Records
((
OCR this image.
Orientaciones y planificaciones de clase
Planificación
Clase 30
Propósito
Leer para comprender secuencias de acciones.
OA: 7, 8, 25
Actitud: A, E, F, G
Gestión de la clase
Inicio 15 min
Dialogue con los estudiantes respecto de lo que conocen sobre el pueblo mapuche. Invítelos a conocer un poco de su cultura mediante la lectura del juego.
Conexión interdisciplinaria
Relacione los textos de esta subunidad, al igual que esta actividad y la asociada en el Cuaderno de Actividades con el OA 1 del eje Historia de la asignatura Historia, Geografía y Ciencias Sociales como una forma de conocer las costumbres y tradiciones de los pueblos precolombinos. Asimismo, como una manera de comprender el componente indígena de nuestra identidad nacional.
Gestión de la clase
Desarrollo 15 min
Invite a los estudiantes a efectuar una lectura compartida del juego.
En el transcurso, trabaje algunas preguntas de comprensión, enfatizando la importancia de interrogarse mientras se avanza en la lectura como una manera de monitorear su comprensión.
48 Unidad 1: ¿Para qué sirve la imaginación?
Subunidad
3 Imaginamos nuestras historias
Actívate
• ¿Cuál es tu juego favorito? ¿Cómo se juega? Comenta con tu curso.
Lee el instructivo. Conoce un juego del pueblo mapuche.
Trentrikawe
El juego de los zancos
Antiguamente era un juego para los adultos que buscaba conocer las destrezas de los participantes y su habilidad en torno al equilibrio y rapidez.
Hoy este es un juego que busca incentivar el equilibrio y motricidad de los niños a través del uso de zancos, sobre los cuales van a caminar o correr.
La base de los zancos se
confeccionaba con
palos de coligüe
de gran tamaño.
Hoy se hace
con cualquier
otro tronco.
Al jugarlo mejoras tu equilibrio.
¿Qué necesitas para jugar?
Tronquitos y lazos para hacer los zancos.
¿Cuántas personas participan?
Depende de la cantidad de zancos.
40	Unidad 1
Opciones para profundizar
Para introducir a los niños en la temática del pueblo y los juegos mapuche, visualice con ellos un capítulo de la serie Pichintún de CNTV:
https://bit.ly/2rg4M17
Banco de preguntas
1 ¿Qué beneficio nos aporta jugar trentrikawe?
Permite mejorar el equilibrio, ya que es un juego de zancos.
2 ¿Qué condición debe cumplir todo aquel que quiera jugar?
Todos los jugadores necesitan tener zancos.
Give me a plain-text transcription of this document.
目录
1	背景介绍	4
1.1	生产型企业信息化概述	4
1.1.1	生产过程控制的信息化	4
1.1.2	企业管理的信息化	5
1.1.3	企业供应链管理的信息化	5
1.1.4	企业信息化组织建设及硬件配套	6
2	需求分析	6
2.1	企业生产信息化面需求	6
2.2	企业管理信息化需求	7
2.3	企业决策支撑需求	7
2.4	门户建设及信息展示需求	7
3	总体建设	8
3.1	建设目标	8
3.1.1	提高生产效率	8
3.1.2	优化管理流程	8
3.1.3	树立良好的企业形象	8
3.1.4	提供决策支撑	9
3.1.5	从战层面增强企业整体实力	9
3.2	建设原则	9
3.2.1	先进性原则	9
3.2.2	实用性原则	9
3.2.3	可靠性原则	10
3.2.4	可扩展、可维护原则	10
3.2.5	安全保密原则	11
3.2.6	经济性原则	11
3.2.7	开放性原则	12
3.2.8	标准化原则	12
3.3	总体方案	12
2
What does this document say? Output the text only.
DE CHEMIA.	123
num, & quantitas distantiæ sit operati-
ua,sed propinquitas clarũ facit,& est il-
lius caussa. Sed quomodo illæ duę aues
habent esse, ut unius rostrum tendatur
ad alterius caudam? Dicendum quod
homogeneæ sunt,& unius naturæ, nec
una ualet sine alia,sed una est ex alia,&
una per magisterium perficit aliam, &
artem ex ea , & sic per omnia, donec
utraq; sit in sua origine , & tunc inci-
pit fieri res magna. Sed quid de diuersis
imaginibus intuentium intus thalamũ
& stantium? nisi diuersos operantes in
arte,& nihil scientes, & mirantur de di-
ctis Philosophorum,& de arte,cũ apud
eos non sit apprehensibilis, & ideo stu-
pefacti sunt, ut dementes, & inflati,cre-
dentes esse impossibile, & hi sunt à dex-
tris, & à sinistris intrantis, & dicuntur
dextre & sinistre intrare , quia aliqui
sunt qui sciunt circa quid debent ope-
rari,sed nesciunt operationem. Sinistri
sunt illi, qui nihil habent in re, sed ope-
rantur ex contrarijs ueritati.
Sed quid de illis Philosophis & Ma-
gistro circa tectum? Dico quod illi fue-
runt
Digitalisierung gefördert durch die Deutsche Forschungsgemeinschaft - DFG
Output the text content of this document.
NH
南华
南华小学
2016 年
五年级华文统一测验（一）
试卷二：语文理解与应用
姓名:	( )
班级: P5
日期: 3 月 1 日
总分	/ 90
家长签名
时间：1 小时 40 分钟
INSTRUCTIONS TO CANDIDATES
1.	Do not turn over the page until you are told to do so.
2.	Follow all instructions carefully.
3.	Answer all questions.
))
→ WHAT YOU ARE ASKED TO DO
Transcribe the material exactly as it reads.

→ TASK RESPONSE
OCR this image.
Orientaciones y planificaciones de clase
Planificación
Clase 30
Propósito
Leer para comprender secuencias de acciones.
OA: 7, 8, 25
Actitud: A, E, F, G
Gestión de la clase
Inicio 15 min
Dialogue con los estudiantes respecto de lo que conocen sobre el pueblo mapuche. Invítelos a conocer un poco de su cultura mediante la lectura del juego.
Conexión interdisciplinaria
Relacione los textos de esta subunidad, al igual que esta actividad y la asociada en el Cuaderno de Actividades con el OA 1 del eje Historia de la asignatura Historia, Geografía y Ciencias Sociales como una forma de conocer las costumbres y tradiciones de los pueblos precolombinos. Asimismo, como una manera de comprender el componente indígena de nuestra identidad nacional.
Gestión de la clase
Desarrollo 15 min
Invite a los estudiantes a efectuar una lectura compartida del juego.
En el transcurso, trabaje algunas preguntas de comprensión, enfatizando la importancia de interrogarse mientras se avanza en la lectura como una manera de monitorear su comprensión.
48 Unidad 1: ¿Para qué sirve la imaginación?
Subunidad
3 Imaginamos nuestras historias
Actívate
• ¿Cuál es tu juego favorito? ¿Cómo se juega? Comenta con tu curso.
Lee el instructivo. Conoce un juego del pueblo mapuche.
Trentrikawe
El juego de los zancos
Antiguamente era un juego para los adultos que buscaba conocer las destrezas de los participantes y su habilidad en torno al equilibrio y rapidez.
Hoy este es un juego que busca incentivar el equilibrio y motricidad de los niños a través del uso de zancos, sobre los cuales van a caminar o correr.
La base de los zancos se
confeccionaba con
palos de coligüe
de gran tamaño.
Hoy se hace
con cualquier
otro tronco.
Al jugarlo mejoras tu equilibrio.
¿Qué necesitas para jugar?
Tronquitos y lazos para hacer los zancos.
¿Cuántas personas participan?
Depende de la cantidad de zancos.
40	Unidad 1
Opciones para profundizar
Para introducir a los niños en la temática del pueblo y los juegos mapuche, visualice con ellos un capítulo de la serie Pichintún de CNTV:
https://bit.ly/2rg4M17
Banco de preguntas
1 ¿Qué beneficio nos aporta jugar trentrikawe?
Permite mejorar el equilibrio, ya que es un juego de zancos.
2 ¿Qué condición debe cumplir todo aquel que quiera jugar?
Todos los jugadores necesitan tener zancos.
Give me a plain-text transcription of this document.
目录
1	背景介绍	4
1.1	生产型企业信息化概述	4
1.1.1	生产过程控制的信息化	4
1.1.2	企业管理的信息化	5
1.1.3	企业供应链管理的信息化	5
1.1.4	企业信息化组织建设及硬件配套	6
2	需求分析	6
2.1	企业生产信息化面需求	6
2.2	企业管理信息化需求	7
2.3	企业决策支撑需求	7
2.4	门户建设及信息展示需求	7
3	总体建设	8
3.1	建设目标	8
3.1.1	提高生产效率	8
3.1.2	优化管理流程	8
3.1.3	树立良好的企业形象	8
3.1.4	提供决策支撑	9
3.1.5	从战层面增强企业整体实力	9
3.2	建设原则	9
3.2.1	先进性原则	9
3.2.2	实用性原则	9
3.2.3	可靠性原则	10
3.2.4	可扩展、可维护原则	10
3.2.5	安全保密原则	11
3.2.6	经济性原则	11
3.2.7	开放性原则	12
3.2.8	标准化原则	12
3.3	总体方案	12
2
What does this document say? Output the text only.
DE CHEMIA.	123
num, & quantitas distantiæ sit operati-
ua,sed propinquitas clarũ facit,& est il-
lius caussa. Sed quomodo illæ duę aues
habent esse, ut unius rostrum tendatur
ad alterius caudam? Dicendum quod
homogeneæ sunt,& unius naturæ, nec
una ualet sine alia,sed una est ex alia,&
una per magisterium perficit aliam, &
artem ex ea , & sic per omnia, donec
utraq; sit in sua origine , & tunc inci-
pit fieri res magna. Sed quid de diuersis
imaginibus intuentium intus thalamũ
& stantium? nisi diuersos operantes in
arte,& nihil scientes, & mirantur de di-
ctis Philosophorum,& de arte,cũ apud
eos non sit apprehensibilis, & ideo stu-
pefacti sunt, ut dementes, & inflati,cre-
dentes esse impossibile, & hi sunt à dex-
tris, & à sinistris intrantis, & dicuntur
dextre & sinistre intrare , quia aliqui
sunt qui sciunt circa quid debent ope-
rari,sed nesciunt operationem. Sinistri
sunt illi, qui nihil habent in re, sed ope-
rantur ex contrarijs ueritati.
Sed quid de illis Philosophis & Ma-
gistro circa tectum? Dico quod illi fue-
runt
Digitalisierung gefördert durch die Deutsche Forschungsgemeinschaft - DFG
Output the text content of this document.
NH
南华
南华小学
2016 年
五年级华文统一测验（一）
试卷二：语文理解与应用
姓名:	( )
班级: P5
日期: 3 月 1 日
总分	/ 90
家长签名
时间：1 小时 40 分钟
INSTRUCTIONS TO CANDIDATES
1.	Do not turn over the page until you are told to do so.
2.	Follow all instructions carefully.
3.	Answer all questions.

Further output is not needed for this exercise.